SELECTED EXTRACT
============

I would start with a small face to check for any decay. Enlarging the face bit by bit, dictated by what I see.

Sounds like the concern for decay is up higher at 30', not so much at the butt.
 
what ever you do dont tie into the tree being removed and dont go blindly walking up it with spikes and a lanyard. use your climbing line. i personally would find a high crotch in one of the healthier tree's next to the one in question and use a Ddrt system in conjunction with spikes and lanyard. that way if anything goes wrong you can quickly drop you lanyard and swing out of the way. but i agree with treeswinger, that top needs to be cut out first. get pull rope up in the top too. that way with the back lean your groundies can pull it over.
 
Hey Aspen, I believe Southsound is talking about "deeper notch", as sawing lean into the tree. Undermining the center of gravity of a tree that is more or less straight. I have used this technique many times and its a nice way to fell trees that don't have an obvious lean. While notching you have to watch the top of the tree, once you take away the center of gravity the tree will settle towards the lay. There are mixed thoughts on this of course. I like it when the situation is right...
 
I have to disagree. Changing the center of gravity or change the lean by making a deeper notch is not practical.
Let me see if we're on the same page...
Lets say there is a 100' tree that is 2' diameter at cutting height and it has 1 foot of back lean. The 1/3 hinge is about 8 inches deep. The 1/2 hinge is 12 inches. To get the tree to go over center and start falling the tree has to travel 1 foot for the 1/2 hinge or 1 foot 4 inches for the 1/3 hinge. If that is the case do those 4 inches of travel at the top of the tree make that big of a difference? That isn't even a full 1 inch wedge size.
Plus, the farther a face notch is cut into the tree, the less wood there is to work with in the back to set the hinge. And, just because there is more wood for the hinge, doesn't mean that its all good hinge wood. The live wood is the good hinge wood, heart wood generally isn't.
The 1/3 or 80% rule is just a guide and each situation is different, but making a face notch deeper just to help get a leaner over doesn't work for me.
 
Stop the typical nonsense..

============

MATERIAL PROVIDED

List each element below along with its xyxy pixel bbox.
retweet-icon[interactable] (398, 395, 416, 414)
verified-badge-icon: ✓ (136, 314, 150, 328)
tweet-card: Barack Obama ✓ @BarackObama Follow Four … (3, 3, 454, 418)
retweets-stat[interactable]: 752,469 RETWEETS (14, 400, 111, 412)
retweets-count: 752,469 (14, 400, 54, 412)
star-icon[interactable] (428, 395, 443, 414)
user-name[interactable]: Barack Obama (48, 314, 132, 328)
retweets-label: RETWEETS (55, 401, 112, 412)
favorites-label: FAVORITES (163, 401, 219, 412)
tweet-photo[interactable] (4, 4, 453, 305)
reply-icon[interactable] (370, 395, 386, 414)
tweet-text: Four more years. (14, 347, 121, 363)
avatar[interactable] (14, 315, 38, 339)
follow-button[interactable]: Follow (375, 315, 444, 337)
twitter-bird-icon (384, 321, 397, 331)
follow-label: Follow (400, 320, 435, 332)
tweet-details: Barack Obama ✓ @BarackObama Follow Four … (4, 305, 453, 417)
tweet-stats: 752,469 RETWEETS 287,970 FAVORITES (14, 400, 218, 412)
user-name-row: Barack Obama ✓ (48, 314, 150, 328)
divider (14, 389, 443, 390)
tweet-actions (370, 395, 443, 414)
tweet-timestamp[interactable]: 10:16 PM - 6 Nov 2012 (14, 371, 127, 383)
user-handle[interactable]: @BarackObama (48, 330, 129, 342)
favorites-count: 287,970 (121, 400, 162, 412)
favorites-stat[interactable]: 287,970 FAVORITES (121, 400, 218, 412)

============

PROBLEM 1
Decide whether each statement agrees with the tree-felling discussion. Answer yes or no, and quote the words from the text that settle it.
(a) One reply advises tying into the tree being removed.
(b) In the example of the 100' tree, the 1/2 hinge is 12 inches.
(c) One writer holds that heart wood is generally good hinge wood.
PROBLEM 2
Carry on the tree-felling discussion from its last line.

WRITTEN RESPONSE 1
(a) No: "what ever you do dont tie into the tree being removed"
(b) Yes: "The 1/2 hinge is 12 inches."
(c) No: "The live wood is the good hinge wood, heart wood generally isn't."

WRITTEN RESPONSE 2
that tree is a piece of cake. the mild bit of backlean is no big deal. Any good west coast faller could put that tree against the lean with wedges only.. Shoot a high pull line up there, and cut the thing. Pound wedges if it makes you feel better. Tree should be on the ground in 10 minutes max..

Only potential I see for a problem is if the pull is put on before the the hinge is set.. So the faller best not be anywhere near the LZ when calling for the pull ..

Use a dynamic line and if the top breaks out the stored energy in the stretch will likely bring it over to the lay anyhow.. Its a no brainer. Just get out of there before calling for the pull.
 
Sam,

I agree that cutting a deeper face wouldn't help the backleaner change to forward leaning much. I've been pretty sick this whole last week, and that was a brainfart.
 
You should make a fast low fly-over with a chopper and check the tree for lean from above. Maybe use a crane to take out the dead section, then test the holding wood with one of those Haglöf Increment borers. Be aware of any seismic activity in the area, as it may affect the outcome to one degree or another . . . Do not fell it until you have more pictures and something of a consensus can be reached.

Or, smack a redhead into the f*cker and see how it acts?
 
It's never a bad idea to put your brain to work on something your just not quite sure of. What's it going to hit that will do damage? And I didn't see it mentioned, but if those branches are into the other trees that will effect the fall too.